- [Data records]:
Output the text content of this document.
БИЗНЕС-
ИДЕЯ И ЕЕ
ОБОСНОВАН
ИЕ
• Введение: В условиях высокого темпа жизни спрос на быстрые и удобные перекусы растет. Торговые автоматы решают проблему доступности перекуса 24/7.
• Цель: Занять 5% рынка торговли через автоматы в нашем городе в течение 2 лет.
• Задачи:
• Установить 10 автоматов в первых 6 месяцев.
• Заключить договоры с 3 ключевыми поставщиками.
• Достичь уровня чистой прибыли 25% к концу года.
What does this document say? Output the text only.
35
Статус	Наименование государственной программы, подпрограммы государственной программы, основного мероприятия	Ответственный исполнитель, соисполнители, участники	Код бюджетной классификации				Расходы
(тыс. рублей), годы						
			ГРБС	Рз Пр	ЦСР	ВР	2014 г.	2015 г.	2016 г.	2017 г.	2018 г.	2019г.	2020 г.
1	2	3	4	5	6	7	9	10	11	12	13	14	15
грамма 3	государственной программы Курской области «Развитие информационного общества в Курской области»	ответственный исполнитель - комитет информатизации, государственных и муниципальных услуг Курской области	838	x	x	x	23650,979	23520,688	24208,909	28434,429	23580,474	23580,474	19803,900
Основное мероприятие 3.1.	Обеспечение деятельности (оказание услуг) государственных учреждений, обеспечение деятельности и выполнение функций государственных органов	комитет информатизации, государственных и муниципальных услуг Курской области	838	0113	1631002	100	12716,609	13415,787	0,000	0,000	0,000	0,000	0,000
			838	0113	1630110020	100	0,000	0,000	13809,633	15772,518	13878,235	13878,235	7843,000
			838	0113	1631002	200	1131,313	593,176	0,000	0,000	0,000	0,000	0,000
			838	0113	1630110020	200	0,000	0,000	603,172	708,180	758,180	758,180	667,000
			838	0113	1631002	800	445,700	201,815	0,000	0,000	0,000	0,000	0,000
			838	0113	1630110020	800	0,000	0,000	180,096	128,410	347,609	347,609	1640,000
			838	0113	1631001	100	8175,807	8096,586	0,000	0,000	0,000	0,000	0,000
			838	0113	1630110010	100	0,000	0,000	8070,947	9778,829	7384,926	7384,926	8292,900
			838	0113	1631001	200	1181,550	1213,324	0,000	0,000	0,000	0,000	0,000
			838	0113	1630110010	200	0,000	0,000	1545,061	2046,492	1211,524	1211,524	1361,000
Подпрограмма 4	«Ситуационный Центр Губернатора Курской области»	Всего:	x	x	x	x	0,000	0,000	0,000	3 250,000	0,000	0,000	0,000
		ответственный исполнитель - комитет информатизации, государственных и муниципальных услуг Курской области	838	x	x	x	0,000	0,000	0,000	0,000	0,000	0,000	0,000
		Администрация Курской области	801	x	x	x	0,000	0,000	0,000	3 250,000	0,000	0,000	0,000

- [Your task]: Copy each line of the data above that holds "услуг".

- [Finished answer]:
грамма 3	государственной программы Курской области «Развитие информационного общества в Курской области»	ответственный исполнитель - комитет информатизации, государственных и муниципальных услуг Курской области	838	x	x	x	23650,979	23520,688	24208,909	28434,429	23580,474	23580,474	19803,900
Основное мероприятие 3.1.	Обеспечение деятельности (оказание услуг) государственных учреждений, обеспечение деятельности и выполнение функций государственных органов	комитет информатизации, государственных и муниципальных услуг Курской области	838	0113	1631002	100	12716,609	13415,787	0,000	0,000	0,000	0,000	0,000
		ответственный исполнитель - комитет информатизации, государственных и муниципальных услуг Курской области	838	x	x	x	0,000	0,000	0,000	0,000	0,000	0,000	0,000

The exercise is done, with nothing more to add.